**PROVIDED TEXT**
----------------------------------------

Magic thinking like Bruni’s should be on the WaPo editorial page. With Jesus on our side, some hard work and a little good luck, invading Iran will be another cake walk in the great Sandbox.
So did God make sure Vicks ribs got broken or what?
If I could find that gif of Citizen Kane clapping, I’d put it here.
Oh, and another thing: I agree with Joe Theismann.
Is anyone else typing those words for the very first time in their lives?
I’d like to say that I’m down on one knee, Tebowing to this post, but I really just tripped over an extension cord. Still, the primo snark (and comments above) deserve some tribute, so I just bounced an apple off the floor and ran a bootleg to the john in homage to the Anointed One.
Dansby’s awed comment reads like a brilliant satire of religious looney tunes. But it’s nice to see that God takes time out from running the entire universe to show himself in Bronco games.
Who’s closer to God than the team that plays in Mile High Stadium ?
PS. There also was a good piece in Time Magz. this week. I know nothing, but I thought it was good;)
And that’s why, for the first 55 minutes of the game, DBs should stop covering receivers and run into the void where no normal QB would throw the ball.
Sure it’ll look like Monty Python, but who’s willing to put money on JuiceBox Jesus actually hitting a wide open, uncovered receiver in the first 55 minutes?
I wish I could have profited off Tebow before the lack of talent causes an inevitable big loss. A tacky crucifix with a #15 Bronco figure on it, inscribed “He was sacked for your sins” maybe? Jesus with a hand on a devout, crouched TT figure’s helmet inscribed “win this for me”? Assorted massed opponents, pointing at #15 off alone, with the inscription, “truly he is the son of God”? All in molded, durable styrene. Collect them all!
Possibilities are endless.

----------------------------------------

**TASKS TO COMPLETE**
(1) Reproduce the part of the Tebow comments that begins at the words "So did God make" and stops after "in Bronco games.".
(2) Continue the Tebow comments from the point where the text stops.

**INFORMATION SHOWN**
----------------------------------------

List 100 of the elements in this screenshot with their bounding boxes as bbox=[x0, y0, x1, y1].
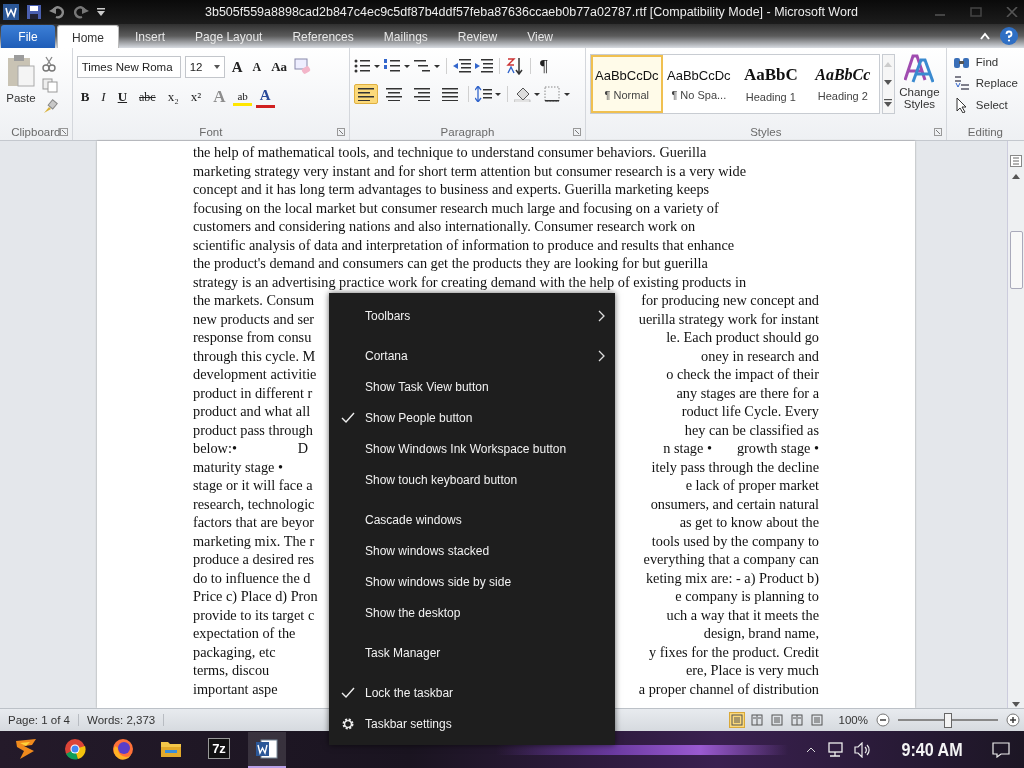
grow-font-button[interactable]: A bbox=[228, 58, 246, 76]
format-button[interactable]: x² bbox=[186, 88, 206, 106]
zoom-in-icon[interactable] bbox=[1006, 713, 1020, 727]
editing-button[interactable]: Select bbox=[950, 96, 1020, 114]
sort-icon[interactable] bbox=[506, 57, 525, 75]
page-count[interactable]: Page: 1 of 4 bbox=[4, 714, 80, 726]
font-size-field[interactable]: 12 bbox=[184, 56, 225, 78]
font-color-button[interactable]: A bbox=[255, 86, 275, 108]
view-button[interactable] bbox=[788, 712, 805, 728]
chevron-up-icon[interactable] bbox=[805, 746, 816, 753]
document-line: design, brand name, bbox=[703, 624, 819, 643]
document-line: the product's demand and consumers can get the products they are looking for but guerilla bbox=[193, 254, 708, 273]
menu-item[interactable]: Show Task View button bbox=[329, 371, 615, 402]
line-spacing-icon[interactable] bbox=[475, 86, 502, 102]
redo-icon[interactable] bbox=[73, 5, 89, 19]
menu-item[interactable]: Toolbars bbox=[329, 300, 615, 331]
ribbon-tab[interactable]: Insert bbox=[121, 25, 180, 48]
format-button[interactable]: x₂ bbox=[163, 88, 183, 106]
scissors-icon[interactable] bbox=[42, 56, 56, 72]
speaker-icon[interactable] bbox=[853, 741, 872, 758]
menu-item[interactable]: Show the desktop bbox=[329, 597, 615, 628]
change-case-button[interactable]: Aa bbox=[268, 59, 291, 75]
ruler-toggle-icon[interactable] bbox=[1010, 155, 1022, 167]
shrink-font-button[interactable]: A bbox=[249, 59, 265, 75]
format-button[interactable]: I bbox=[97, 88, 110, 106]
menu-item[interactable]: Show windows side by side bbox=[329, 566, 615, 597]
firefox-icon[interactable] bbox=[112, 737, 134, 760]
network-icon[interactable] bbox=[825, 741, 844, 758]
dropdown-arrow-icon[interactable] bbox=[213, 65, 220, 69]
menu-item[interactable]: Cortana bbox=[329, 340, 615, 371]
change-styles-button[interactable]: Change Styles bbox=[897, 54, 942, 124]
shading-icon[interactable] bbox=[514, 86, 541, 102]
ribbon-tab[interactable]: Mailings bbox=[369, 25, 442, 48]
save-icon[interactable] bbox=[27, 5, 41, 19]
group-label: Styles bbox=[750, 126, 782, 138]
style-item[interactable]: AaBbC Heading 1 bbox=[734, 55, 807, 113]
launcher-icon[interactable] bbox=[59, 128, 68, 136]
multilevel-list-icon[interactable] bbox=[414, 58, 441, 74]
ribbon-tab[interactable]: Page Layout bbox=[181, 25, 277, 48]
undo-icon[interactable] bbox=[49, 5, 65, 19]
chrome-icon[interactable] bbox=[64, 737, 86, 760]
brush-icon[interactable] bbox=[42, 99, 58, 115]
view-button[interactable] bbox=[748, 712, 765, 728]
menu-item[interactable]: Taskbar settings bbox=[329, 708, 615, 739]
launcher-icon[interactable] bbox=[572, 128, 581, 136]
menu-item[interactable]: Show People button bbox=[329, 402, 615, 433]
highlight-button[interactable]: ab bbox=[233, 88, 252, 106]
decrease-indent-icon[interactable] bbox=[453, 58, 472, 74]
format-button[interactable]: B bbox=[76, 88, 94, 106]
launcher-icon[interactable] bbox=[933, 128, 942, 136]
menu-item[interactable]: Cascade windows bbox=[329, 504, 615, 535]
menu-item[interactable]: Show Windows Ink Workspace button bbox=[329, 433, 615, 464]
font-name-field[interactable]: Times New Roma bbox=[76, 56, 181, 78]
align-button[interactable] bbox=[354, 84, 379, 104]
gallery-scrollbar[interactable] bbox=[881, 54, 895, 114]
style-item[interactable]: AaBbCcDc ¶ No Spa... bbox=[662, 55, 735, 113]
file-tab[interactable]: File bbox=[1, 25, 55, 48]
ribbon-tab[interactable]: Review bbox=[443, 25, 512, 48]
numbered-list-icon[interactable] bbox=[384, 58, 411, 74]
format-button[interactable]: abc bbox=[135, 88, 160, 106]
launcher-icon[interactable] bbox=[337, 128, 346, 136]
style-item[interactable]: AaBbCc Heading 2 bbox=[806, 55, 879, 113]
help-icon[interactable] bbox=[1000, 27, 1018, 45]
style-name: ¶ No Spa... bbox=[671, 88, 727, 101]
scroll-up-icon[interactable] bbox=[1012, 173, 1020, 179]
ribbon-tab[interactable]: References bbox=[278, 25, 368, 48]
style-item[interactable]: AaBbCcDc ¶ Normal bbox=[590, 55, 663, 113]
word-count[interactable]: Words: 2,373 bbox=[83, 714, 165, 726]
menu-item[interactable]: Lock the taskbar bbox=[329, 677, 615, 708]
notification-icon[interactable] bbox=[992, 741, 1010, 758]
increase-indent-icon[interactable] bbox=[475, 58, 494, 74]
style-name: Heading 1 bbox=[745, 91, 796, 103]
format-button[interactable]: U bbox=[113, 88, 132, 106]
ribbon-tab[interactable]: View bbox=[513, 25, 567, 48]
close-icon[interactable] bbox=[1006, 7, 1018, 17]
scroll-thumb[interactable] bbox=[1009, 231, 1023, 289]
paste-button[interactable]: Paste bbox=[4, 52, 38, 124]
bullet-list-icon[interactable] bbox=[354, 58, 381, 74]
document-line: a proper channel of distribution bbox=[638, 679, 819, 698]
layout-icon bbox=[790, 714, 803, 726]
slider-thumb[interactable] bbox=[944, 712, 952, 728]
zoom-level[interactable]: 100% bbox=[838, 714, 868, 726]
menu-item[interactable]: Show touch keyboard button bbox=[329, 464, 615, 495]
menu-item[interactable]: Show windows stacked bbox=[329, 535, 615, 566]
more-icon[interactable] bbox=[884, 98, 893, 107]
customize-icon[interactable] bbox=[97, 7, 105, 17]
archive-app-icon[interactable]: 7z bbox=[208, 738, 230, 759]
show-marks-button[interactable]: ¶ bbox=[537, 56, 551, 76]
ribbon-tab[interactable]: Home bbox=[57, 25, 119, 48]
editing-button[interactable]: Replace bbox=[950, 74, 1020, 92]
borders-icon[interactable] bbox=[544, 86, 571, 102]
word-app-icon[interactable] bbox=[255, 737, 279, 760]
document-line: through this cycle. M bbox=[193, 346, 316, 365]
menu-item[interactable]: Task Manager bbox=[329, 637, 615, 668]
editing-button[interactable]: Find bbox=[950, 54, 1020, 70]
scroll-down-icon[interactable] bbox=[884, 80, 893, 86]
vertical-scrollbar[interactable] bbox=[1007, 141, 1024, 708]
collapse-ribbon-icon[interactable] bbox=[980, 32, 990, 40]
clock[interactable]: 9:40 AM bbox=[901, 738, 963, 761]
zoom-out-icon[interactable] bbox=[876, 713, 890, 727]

----------------------------------------

**ANSWERS FOR THE EXERCISE**
(1)
So did God make sure Vicks ribs got broken or what?
If I could find that gif of Citizen Kane clapping, I’d put it here.
Oh, and another thing: I agree with Joe Theismann.
Is anyone else typing those words for the very first time in their lives?
I’d like to say that I’m down on one knee, Tebowing to this post, but I really just tripped over an extension cord. Still, the primo snark (and comments above) deserve some tribute, so I just bounced an apple off the floor and ran a bootleg to the john in homage to the Anointed One.
Dansby’s awed comment reads like a brilliant satire of religious looney tunes. But it’s nice to see that God takes time out from running the entire universe to show himself in Bronco games.

(2)
I’d like a pair of thigh-high, stiletto-healed boots made from Philippine foreskins. Size 15, of course…
“What miserable drones and traitors have I nourished and brought up in my household, who let their lord be treated with such shameful contempt by a low-born quarterback?”
@gunsbeforebutter – I am afraid to look. What in hell is the heel made of – tanned ectopic afterbirth?
Erratic, underperforming QB who nevertheless manages a winning streak based on a ridiculously strong defense? Surely, we all remember “Sexy” Rex-y Grossman and his trip to the Superbowl? Truly, Tebow is the Second Coming….
That came out bitter, his mom was a wonderful lady, although the morning reading of the Watchtower weirded me out some and I had to flee, left a business card.
PS. Mr. Bogg, sir:
Its not gay if I do it with that picture.
So here I sit in my loft looking at Mile High Stadium, I surf into Tbogg to read the godless haters and what to my eyes behold between the boggsnark and the comments but an internet ad for some Christian linky or another. If that is not a sign of the Tebow I don’t know what is. Da Bears will be done like Keanu Reeves did da devil in Constantine.
You’ll have to wait for the line of fresh foreskins coming after the next victory, where Tebow will ritually circumcise the offensive line in the locker room. Tebowmania, Inc. has contracted for these foreskins. We are committed to delivering only the best.
P.S. We had thought of these for a line of reliquary pendants, but we go where the demand is, and if it’s boots we’re happy to oblige.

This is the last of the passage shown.